[WHAT YOU ARE ASKED TO DO] In the material below, find every line with "moře" and pull it out.

[RECORDS SHOWN]
^^^^^^^^
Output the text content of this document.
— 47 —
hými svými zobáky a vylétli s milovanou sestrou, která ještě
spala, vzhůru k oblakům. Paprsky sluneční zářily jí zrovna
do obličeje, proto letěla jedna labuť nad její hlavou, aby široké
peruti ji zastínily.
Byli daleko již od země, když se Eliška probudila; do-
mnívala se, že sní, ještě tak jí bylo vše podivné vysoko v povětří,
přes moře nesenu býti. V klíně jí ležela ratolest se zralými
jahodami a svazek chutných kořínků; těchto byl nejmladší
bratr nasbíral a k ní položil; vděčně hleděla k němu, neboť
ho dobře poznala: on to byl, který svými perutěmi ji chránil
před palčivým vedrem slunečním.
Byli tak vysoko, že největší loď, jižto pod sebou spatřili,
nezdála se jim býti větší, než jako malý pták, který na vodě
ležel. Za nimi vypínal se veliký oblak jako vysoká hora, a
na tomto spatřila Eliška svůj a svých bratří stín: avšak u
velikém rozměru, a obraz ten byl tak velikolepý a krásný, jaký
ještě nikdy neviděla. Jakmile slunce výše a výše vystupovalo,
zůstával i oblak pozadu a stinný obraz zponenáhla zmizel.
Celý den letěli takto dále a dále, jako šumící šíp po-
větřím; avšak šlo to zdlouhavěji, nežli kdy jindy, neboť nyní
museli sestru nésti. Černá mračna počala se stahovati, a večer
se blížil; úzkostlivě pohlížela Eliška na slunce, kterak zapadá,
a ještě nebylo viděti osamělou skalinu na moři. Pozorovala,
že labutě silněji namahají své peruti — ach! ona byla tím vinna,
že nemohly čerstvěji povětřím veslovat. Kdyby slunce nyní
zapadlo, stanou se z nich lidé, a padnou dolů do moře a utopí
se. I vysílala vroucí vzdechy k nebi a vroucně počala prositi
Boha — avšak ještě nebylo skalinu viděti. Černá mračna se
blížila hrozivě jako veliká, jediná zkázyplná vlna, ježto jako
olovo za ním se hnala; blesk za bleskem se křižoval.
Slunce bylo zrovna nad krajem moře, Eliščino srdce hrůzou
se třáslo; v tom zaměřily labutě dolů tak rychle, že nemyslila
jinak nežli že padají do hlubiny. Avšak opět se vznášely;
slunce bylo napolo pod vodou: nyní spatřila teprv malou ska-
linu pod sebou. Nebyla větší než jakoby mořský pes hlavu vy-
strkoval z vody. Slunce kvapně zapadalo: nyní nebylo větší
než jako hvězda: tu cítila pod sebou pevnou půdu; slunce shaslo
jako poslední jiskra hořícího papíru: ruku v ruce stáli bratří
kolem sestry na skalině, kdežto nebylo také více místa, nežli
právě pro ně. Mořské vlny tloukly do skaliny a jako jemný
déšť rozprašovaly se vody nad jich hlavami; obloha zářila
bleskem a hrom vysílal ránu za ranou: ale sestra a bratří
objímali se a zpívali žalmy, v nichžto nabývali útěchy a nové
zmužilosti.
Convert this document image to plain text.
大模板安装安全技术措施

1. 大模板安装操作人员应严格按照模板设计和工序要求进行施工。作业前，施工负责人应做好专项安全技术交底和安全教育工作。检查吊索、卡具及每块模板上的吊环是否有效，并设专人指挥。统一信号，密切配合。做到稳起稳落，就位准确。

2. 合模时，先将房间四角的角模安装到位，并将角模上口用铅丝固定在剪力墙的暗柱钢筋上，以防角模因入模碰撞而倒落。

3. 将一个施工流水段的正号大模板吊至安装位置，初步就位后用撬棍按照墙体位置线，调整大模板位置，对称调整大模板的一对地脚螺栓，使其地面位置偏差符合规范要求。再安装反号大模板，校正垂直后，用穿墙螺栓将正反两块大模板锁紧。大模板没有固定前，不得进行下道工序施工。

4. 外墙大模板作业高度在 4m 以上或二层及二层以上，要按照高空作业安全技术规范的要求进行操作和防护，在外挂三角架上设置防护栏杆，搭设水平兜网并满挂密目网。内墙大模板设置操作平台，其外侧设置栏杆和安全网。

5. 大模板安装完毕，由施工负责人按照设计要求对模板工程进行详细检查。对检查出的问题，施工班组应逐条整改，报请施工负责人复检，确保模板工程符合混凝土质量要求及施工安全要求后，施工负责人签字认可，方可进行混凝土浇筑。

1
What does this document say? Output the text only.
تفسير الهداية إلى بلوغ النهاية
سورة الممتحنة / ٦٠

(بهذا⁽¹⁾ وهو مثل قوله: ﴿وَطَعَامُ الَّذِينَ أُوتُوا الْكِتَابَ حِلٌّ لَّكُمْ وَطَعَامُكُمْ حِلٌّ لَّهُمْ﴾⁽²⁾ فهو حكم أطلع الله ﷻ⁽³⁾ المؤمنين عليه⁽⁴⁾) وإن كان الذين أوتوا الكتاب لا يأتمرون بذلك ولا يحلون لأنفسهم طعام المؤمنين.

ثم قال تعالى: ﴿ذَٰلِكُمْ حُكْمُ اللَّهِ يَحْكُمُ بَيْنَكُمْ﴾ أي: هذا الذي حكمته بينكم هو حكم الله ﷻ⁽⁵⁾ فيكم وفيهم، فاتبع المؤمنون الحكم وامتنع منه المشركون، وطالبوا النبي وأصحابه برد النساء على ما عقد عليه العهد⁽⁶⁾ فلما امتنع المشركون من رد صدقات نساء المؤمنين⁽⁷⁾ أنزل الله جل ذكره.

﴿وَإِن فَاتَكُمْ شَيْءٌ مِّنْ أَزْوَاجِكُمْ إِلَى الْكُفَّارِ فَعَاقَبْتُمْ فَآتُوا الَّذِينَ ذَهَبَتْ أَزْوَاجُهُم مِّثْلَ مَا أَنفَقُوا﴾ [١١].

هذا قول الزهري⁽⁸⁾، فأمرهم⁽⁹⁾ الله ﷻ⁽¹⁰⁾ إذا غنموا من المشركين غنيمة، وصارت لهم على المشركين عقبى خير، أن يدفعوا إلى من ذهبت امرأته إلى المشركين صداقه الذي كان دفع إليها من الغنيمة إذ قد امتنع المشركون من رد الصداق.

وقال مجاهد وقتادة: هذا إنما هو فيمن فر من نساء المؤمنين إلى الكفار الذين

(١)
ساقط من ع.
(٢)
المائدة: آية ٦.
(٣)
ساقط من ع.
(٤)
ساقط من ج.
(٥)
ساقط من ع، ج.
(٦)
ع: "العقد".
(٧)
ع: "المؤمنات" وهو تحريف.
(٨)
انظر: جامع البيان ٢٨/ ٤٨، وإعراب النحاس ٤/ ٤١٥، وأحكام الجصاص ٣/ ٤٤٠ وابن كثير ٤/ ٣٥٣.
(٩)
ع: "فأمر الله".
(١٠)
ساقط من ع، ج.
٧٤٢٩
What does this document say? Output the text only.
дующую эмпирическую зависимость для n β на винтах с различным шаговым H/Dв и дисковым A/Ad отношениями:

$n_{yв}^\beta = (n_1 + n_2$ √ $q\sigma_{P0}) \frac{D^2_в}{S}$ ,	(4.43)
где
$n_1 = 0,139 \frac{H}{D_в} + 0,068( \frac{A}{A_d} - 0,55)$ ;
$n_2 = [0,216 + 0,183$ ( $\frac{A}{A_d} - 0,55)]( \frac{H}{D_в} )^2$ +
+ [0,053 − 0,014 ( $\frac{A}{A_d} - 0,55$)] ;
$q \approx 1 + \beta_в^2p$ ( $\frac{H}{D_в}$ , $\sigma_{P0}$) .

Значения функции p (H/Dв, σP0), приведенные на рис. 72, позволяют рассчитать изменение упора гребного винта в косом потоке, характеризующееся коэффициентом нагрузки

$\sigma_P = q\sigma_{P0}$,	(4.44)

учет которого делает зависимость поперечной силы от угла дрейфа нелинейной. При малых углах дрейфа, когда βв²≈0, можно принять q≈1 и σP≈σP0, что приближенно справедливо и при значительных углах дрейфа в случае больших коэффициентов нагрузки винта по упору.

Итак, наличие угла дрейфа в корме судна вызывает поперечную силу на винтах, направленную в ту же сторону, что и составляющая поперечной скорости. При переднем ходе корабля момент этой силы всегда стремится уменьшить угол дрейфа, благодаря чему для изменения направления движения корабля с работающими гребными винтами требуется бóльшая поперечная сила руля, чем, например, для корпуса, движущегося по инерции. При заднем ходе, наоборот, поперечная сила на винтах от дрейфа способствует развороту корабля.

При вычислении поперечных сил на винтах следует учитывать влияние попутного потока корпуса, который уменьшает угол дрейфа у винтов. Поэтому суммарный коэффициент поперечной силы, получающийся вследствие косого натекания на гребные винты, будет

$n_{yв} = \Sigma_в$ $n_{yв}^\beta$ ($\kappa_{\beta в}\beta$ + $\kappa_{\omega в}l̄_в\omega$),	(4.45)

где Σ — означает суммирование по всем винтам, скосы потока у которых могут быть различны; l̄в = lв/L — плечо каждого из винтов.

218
^^^^^^^^
[CORRECT RESULT]
přes moře nesenu býti. V klíně jí ležela ratolest se zralými
zapadlo, stanou se z nich lidé, a padnou dolů do moře a utopí
Slunce bylo zrovna nad krajem moře, Eliščino srdce hrůzou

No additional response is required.